*Brief*:
Write out all of the records precisely. Skip anything that is a picture.

---------- Records

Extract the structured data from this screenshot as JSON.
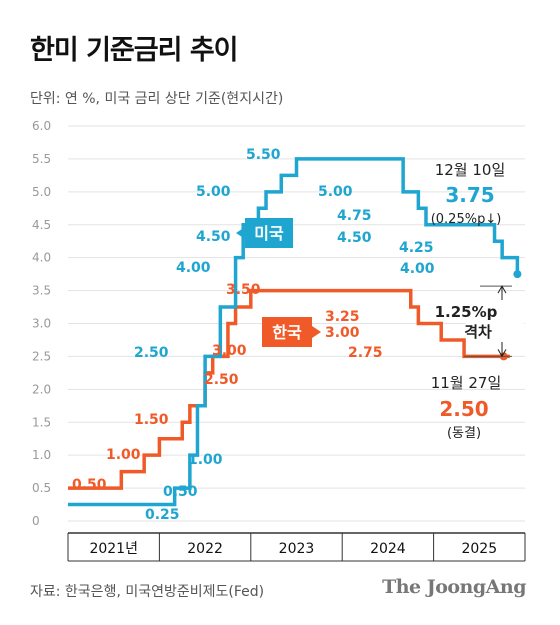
{
  "title": "한미 기준금리 추이",
  "unit_note": "단위: 연 %, 미국 금리 상단 기준(현지시간)",
  "source": "자료: 한국은행, 미국연방준비제도(Fed)",
  "brand": "The JoongAng",
  "colors": {
    "us": "#1ea5d0",
    "korea": "#f05a28",
    "grid": "#e3e3e3",
    "axis": "#333333"
  },
  "chart_data": {
    "type": "line",
    "title": "한미 기준금리 추이",
    "xlabel": "",
    "ylabel": "",
    "ylim": [
      0,
      6.0
    ],
    "yticks": [
      0,
      0.5,
      1.0,
      1.5,
      2.0,
      2.5,
      3.0,
      3.5,
      4.0,
      4.5,
      5.0,
      5.5,
      6.0
    ],
    "ytick_labels": [
      "0",
      "0.5",
      "1.0",
      "1.5",
      "2.0",
      "2.5",
      "3.0",
      "3.5",
      "4.0",
      "4.5",
      "5.0",
      "5.5",
      "6.0"
    ],
    "x_range": [
      "2021-01",
      "2025-12"
    ],
    "year_labels": [
      "2021년",
      "2022",
      "2023",
      "2024",
      "2025"
    ],
    "grid": true,
    "step": true,
    "series": [
      {
        "name": "미국",
        "x": [
          "2021-01",
          "2022-03",
          "2022-05",
          "2022-06",
          "2022-07",
          "2022-09",
          "2022-11",
          "2022-12",
          "2023-02",
          "2023-03",
          "2023-05",
          "2023-07",
          "2024-09",
          "2024-11",
          "2024-12",
          "2025-09",
          "2025-10",
          "2025-12"
        ],
        "values": [
          0.25,
          0.5,
          1.0,
          1.75,
          2.5,
          3.25,
          4.0,
          4.5,
          4.75,
          5.0,
          5.25,
          5.5,
          5.0,
          4.75,
          4.5,
          4.25,
          4.0,
          3.75
        ],
        "labels": [
          {
            "text": "0.25",
            "value": 0.25
          },
          {
            "text": "0.50",
            "value": 0.5
          },
          {
            "text": "1.00",
            "value": 1.0
          },
          {
            "text": "2.50",
            "value": 2.5
          },
          {
            "text": "4.00",
            "value": 4.0
          },
          {
            "text": "4.50",
            "value": 4.5
          },
          {
            "text": "5.00",
            "value": 5.0
          },
          {
            "text": "5.50",
            "value": 5.5
          },
          {
            "text": "5.00",
            "value": 5.0
          },
          {
            "text": "4.75",
            "value": 4.75
          },
          {
            "text": "4.50",
            "value": 4.5
          },
          {
            "text": "4.25",
            "value": 4.25
          },
          {
            "text": "4.00",
            "value": 4.0
          }
        ],
        "end_annotation": {
          "date": "12월 10일",
          "value": "3.75",
          "note": "(0.25%p↓)"
        }
      },
      {
        "name": "한국",
        "x": [
          "2021-01",
          "2021-08",
          "2021-11",
          "2022-01",
          "2022-04",
          "2022-05",
          "2022-07",
          "2022-08",
          "2022-10",
          "2022-11",
          "2023-01",
          "2024-10",
          "2024-11",
          "2025-02",
          "2025-05",
          "2025-11"
        ],
        "values": [
          0.5,
          0.75,
          1.0,
          1.25,
          1.5,
          1.75,
          2.25,
          2.5,
          3.0,
          3.25,
          3.5,
          3.25,
          3.0,
          2.75,
          2.5,
          2.5
        ],
        "labels": [
          {
            "text": "0.50",
            "value": 0.5
          },
          {
            "text": "1.00",
            "value": 1.0
          },
          {
            "text": "1.50",
            "value": 1.5
          },
          {
            "text": "2.50",
            "value": 2.5
          },
          {
            "text": "3.00",
            "value": 3.0
          },
          {
            "text": "3.50",
            "value": 3.5
          },
          {
            "text": "3.25",
            "value": 3.25
          },
          {
            "text": "3.00",
            "value": 3.0
          },
          {
            "text": "2.75",
            "value": 2.75
          }
        ],
        "end_annotation": {
          "date": "11월 27일",
          "value": "2.50",
          "note": "(동결)"
        }
      }
    ],
    "gap_annotation": {
      "line1": "1.25%p",
      "line2": "격차"
    }
  }
}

--------------------

*Full answer*:
Extract the structured data from this screenshot as JSON.
{
  "title": "한미 기준금리 추이",
  "unit_note": "단위: 연 %, 미국 금리 상단 기준(현지시간)",
  "source": "자료: 한국은행, 미국연방준비제도(Fed)",
  "brand": "The JoongAng",
  "colors": {
    "us": "#1ea5d0",
    "korea": "#f05a28",
    "grid": "#e3e3e3",
    "axis": "#333333"
  },
  "chart_data": {
    "type": "line",
    "title": "한미 기준금리 추이",
    "xlabel": "",
    "ylabel": "",
    "ylim": [
      0,
      6.0
    ],
    "yticks": [
      0,
      0.5,
      1.0,
      1.5,
      2.0,
      2.5,
      3.0,
      3.5,
      4.0,
      4.5,
      5.0,
      5.5,
      6.0
    ],
    "ytick_labels": [
      "0",
      "0.5",
      "1.0",
      "1.5",
      "2.0",
      "2.5",
      "3.0",
      "3.5",
      "4.0",
      "4.5",
      "5.0",
      "5.5",
      "6.0"
    ],
    "x_range": [
      "2021-01",
      "2025-12"
    ],
    "year_labels": [
      "2021년",
      "2022",
      "2023",
      "2024",
      "2025"
    ],
    "grid": true,
    "step": true,
    "series": [
      {
        "name": "미국",
        "x": [
          "2021-01",
          "2022-03",
          "2022-05",
          "2022-06",
          "2022-07",
          "2022-09",
          "2022-11",
          "2022-12",
          "2023-02",
          "2023-03",
          "2023-05",
          "2023-07",
          "2024-09",
          "2024-11",
          "2024-12",
          "2025-09",
          "2025-10",
          "2025-12"
        ],
        "values": [
          0.25,
          0.5,
          1.0,
          1.75,
          2.5,
          3.25,
          4.0,
          4.5,
          4.75,
          5.0,
          5.25,
          5.5,
          5.0,
          4.75,
          4.5,
          4.25,
          4.0,
          3.75
        ],
        "labels": [
          {
            "text": "0.25",
            "value": 0.25
          },
          {
            "text": "0.50",
            "value": 0.5
          },
          {
            "text": "1.00",
            "value": 1.0
          },
          {
            "text": "2.50",
            "value": 2.5
          },
          {
            "text": "4.00",
            "value": 4.0
          },
          {
            "text": "4.50",
            "value": 4.5
          },
          {
            "text": "5.00",
            "value": 5.0
          },
          {
            "text": "5.50",
            "value": 5.5
          },
          {
            "text": "5.00",
            "value": 5.0
          },
          {
            "text": "4.75",
            "value": 4.75
          },
          {
            "text": "4.50",
            "value": 4.5
          },
          {
            "text": "4.25",
            "value": 4.25
          },
          {
            "text": "4.00",
            "value": 4.0
          }
        ],
        "end_annotation": {
          "date": "12월 10일",
          "value": "3.75",
          "note": "(0.25%p↓)"
        }
      },
      {
        "name": "한국",
        "x": [
          "2021-01",
          "2021-08",
          "2021-11",
          "2022-01",
          "2022-04",
          "2022-05",
          "2022-07",
          "2022-08",
          "2022-10",
          "2022-11",
          "2023-01",
          "2024-10",
          "2024-11",
          "2025-02",
          "2025-05",
          "2025-11"
        ],
        "values": [
          0.5,
          0.75,
          1.0,
          1.25,
          1.5,
          1.75,
          2.25,
          2.5,
          3.0,
          3.25,
          3.5,
          3.25,
          3.0,
          2.75,
          2.5,
          2.5
        ],
        "labels": [
          {
            "text": "0.50",
            "value": 0.5
          },
          {
            "text": "1.00",
            "value": 1.0
          },
          {
            "text": "1.50",
            "value": 1.5
          },
          {
            "text": "2.50",
            "value": 2.5
          },
          {
            "text": "3.00",
            "value": 3.0
          },
          {
            "text": "3.50",
            "value": 3.5
          },
          {
            "text": "3.25",
            "value": 3.25
          },
          {
            "text": "3.00",
            "value": 3.0
          },
          {
            "text": "2.75",
            "value": 2.75
          }
        ],
        "end_annotation": {
          "date": "11월 27일",
          "value": "2.50",
          "note": "(동결)"
        }
      }
    ],
    "gap_annotation": {
      "line1": "1.25%p",
      "line2": "격차"
    }
  }
}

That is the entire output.